→ Source excerpt:
Terms And Conditons


Terms of Use

These Terms of Service the(the Agreement) govern your use of the website and/or any other services provided by Matrevic Investments Ltd.

By accessing, using or registering as a visitor or user of any of the Services, you (Customer) conclude to a legally binding agreement with the Company based on the terms of this Agreement.
As such, you agree that you have read, understood, and accepted and agreed to be bound by the Agreement and all terms, policies and guidelines incorporated into the Agreement by reference (including the Privacy Policy and the Data Processing Agreement which can be found below or in the privacy policy page in our website).
If you do not agree with the terms of this Agreement, you do not have permission to use any of the Services. The Company may update this Agreement from time to time and Customers will have 30 days to reject the updated terms by providing written notice to the Company.
If the Customer continues to use or receive the Service following such period, the updated Agreement will be deemed accepted.

Software/Service.

Rights for Use. The Service includes the right to use the services offered by Matrevic Investments .The Company grants you access as part of the Service and any program updates provided as part of the Service.

Accounts Security.

Access to or use of certain portions and features of the Service may require you to create an Account and the Customer states that all information provided is current, accurate, complete, and not misleading. Customers further state that he or she will maintain and update all information provided by it to ensure accuracy on a prompt, timely basis.

→ Problems to work on:
1. Write out the terms of use, everything from "By accessing, using" down to "to the Company.".
2. How would you sum up the terms of use in two sentences?
3. Could you carry on with the terms of use from the point where the text stops?
You won't need the rows that come next.

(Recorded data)

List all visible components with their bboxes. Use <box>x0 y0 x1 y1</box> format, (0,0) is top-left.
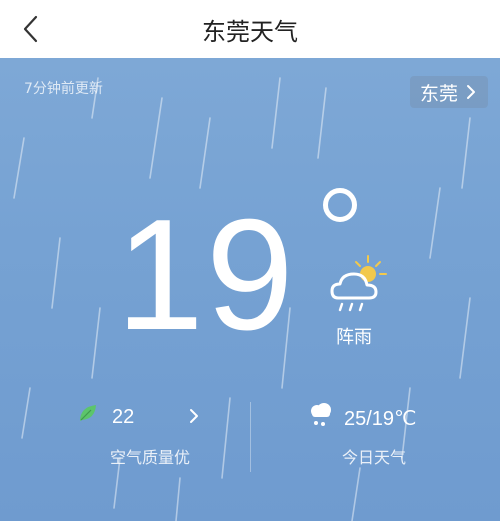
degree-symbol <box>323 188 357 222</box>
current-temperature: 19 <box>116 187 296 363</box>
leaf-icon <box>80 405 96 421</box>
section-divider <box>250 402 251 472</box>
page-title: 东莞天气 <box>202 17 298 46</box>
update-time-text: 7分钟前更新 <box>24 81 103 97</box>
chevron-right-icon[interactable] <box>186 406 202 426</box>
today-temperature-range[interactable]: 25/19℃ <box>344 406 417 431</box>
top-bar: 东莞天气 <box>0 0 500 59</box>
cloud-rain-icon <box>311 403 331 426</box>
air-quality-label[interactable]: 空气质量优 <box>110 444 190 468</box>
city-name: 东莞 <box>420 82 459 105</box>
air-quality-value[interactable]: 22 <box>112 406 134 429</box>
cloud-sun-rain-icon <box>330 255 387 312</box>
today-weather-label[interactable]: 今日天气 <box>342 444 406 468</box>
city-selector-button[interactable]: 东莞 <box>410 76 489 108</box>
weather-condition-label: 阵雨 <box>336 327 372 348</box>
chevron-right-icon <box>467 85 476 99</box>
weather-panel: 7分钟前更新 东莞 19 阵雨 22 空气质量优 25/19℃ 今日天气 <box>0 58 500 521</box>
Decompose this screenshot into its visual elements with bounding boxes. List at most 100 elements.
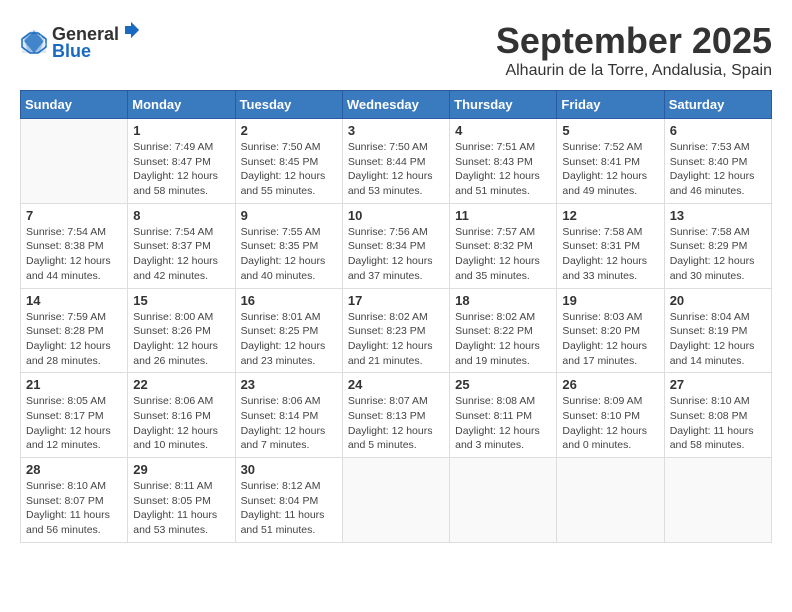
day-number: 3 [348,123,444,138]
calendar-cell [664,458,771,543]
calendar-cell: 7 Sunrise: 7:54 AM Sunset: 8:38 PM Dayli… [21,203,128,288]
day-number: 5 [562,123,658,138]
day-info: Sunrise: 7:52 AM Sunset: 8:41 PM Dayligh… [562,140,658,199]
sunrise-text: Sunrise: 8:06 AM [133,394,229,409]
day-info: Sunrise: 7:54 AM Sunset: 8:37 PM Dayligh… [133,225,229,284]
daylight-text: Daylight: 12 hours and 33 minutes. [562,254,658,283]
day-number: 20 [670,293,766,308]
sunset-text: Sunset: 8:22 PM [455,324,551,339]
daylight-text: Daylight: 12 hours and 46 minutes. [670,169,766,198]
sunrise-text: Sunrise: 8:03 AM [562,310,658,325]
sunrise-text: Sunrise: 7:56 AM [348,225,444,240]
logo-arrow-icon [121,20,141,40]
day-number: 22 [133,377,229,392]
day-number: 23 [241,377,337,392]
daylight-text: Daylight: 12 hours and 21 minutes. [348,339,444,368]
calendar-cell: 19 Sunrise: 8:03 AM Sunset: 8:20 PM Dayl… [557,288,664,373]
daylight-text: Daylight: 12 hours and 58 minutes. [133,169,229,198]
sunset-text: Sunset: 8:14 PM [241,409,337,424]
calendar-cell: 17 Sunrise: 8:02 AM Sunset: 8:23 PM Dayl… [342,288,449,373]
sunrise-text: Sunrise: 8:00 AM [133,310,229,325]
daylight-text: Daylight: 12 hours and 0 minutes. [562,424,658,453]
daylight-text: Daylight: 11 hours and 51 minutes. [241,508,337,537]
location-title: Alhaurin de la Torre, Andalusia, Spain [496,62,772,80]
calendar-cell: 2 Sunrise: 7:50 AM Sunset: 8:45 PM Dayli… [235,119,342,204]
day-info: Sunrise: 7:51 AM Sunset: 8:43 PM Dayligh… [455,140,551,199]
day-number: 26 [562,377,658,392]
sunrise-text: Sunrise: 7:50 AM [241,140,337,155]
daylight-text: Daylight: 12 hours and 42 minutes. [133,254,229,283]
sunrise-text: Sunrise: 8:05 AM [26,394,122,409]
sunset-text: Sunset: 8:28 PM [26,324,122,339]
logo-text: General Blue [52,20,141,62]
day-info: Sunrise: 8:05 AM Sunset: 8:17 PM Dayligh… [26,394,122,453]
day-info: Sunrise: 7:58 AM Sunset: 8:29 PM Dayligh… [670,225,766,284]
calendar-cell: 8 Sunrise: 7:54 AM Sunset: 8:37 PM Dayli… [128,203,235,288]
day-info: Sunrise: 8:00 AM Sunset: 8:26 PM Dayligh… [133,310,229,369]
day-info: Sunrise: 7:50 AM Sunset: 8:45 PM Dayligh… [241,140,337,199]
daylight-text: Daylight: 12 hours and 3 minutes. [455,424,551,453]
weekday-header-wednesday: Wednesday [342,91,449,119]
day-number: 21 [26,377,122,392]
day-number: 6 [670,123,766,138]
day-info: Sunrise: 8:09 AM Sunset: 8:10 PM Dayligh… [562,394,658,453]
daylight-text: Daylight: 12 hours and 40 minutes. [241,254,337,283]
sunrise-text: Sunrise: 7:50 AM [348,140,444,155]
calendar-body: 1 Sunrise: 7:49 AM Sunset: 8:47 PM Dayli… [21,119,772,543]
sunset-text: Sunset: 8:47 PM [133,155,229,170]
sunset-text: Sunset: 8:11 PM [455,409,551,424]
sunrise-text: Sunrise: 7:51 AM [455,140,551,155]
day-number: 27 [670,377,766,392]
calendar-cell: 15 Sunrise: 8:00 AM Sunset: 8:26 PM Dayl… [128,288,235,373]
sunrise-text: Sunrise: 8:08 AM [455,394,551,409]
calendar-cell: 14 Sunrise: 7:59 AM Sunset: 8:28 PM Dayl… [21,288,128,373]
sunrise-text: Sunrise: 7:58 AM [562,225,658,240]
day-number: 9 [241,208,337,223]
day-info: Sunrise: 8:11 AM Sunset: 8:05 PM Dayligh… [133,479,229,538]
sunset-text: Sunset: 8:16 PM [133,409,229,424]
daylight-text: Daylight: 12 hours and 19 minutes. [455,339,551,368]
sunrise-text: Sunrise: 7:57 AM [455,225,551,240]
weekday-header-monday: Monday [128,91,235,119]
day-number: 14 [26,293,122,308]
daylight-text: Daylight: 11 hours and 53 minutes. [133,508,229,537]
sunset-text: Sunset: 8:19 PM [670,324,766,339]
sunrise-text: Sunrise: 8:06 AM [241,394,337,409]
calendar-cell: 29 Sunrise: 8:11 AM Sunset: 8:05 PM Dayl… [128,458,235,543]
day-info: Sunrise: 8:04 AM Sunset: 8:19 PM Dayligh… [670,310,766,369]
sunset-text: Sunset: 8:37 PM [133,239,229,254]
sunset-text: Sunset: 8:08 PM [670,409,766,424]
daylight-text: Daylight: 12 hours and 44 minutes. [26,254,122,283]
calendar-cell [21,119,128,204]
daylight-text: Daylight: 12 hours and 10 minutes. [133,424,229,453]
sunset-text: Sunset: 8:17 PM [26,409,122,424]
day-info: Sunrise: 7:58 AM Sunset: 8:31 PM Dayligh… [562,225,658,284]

→ Results by task:
1.
By accessing, using or registering as a visitor or user of any of the Services, you (Customer) conclude to a legally binding agreement with the Company based on the terms of this Agreement.
As such, you agree that you have read, understood, and accepted and agreed to be bound by the Agreement and all terms, policies and guidelines incorporated into the Agreement by reference (including the Privacy Policy and the Data Processing Agreement which can be found below or in the privacy policy page in our website).
If you do not agree with the terms of this Agreement, you do not have permission to use any of the Services. The Company may update this Agreement from time to time and Customers will have 30 days to reject the updated terms by providing written notice to the Company.

2. These terms govern use of the website and services of Matrevic Investments Ltd, and anyone who accesses, uses, or registers for the Services enters a binding agreement with the Company and may not use them without agreeing. The Company may update the terms, with Customers given 30 days to reject changes by written notice, and anyone creating an Account must provide current, accurate information and keep it promptly updated.

3.
The Customer is entirely responsible for maintaining the confidentiality and security of his/her account(s), including their password. Accounts are not transferable. The Customer agrees to promptly notify the Company if he/she becomes aware of suspicion of any unauthorized use of its accounts, including any unauthorized access or attempted access. The Customer is responsible for all activities that occur under their account(s). Further, the Customer is the primary account holder and is responsible for all charges made by additional users added to their accounts.

Restrictions on Use.

In accessing or using the Service, the customer will not:

Resell, lease, encumber, sublicense,distribute, publish, transmit, transfer, assign or provide such access or use to any third party in any medium whatsoever
Devise specifications from, reverse engineer, reverse compile, disassemble or create derivative works based on the Service Apply systems to extract or modify information in the Service using technology or method such as those commonly referred to as “web scraping, data scraping or screen scraping
Knowingly input or post through or to the Service any content that is illegal, threatening, harmful, lewd, offensive, or defamatory or that infringes the intellectual property rights, privacy rights or rights of publicity of others
Store data on the Service that is regulated by the HIPAA Privacy Rules or the PCI Data Standards.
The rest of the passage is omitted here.